Work instructions: Type out the complete listing below word for word, without its pictures.

_ _ _ _ _ _ _

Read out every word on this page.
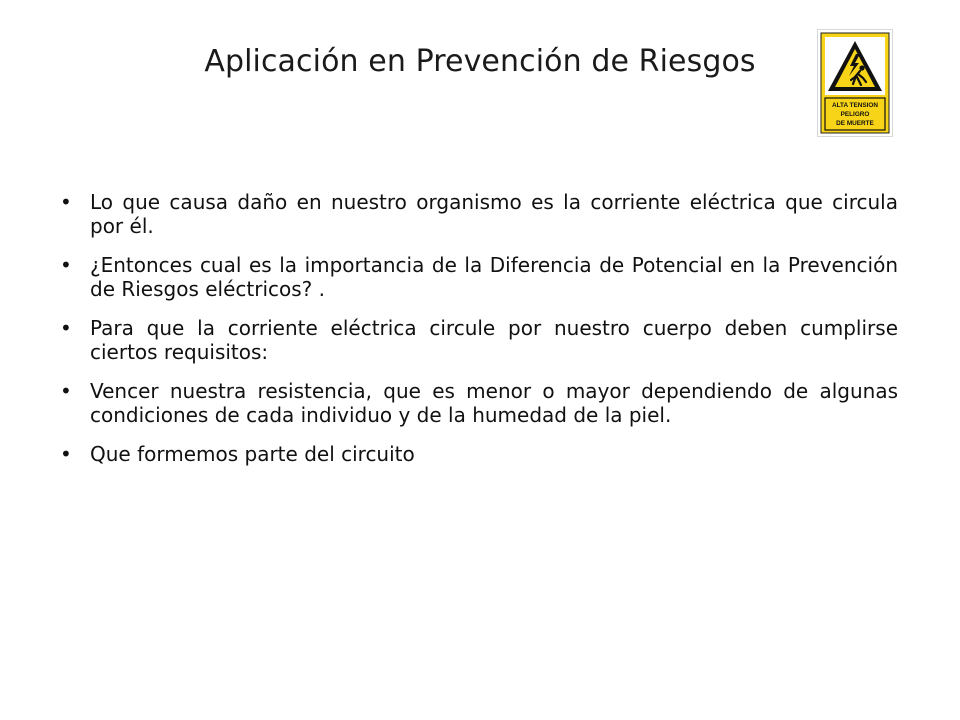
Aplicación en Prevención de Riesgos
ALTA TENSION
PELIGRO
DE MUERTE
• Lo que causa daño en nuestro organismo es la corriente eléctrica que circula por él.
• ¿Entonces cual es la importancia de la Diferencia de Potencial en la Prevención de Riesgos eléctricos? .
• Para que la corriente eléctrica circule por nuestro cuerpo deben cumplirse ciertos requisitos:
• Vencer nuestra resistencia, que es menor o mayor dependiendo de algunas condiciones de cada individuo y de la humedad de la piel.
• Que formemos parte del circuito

_ _ _ _ _ _ _

Task response:
Read out every word on this page.
Aplicación en Prevención de Riesgos
ALTA TENSION
PELIGRO
DE MUERTE
• Lo que causa daño en nuestro organismo es la corriente eléctrica que circula por él.
• ¿Entonces cual es la importancia de la Diferencia de Potencial en la Prevención de Riesgos eléctricos? .
• Para que la corriente eléctrica circule por nuestro cuerpo deben cumplirse ciertos requisitos:
• Vencer nuestra resistencia, que es menor o mayor dependiendo de algunas condiciones de cada individuo y de la humedad de la piel.
• Que formemos parte del circuito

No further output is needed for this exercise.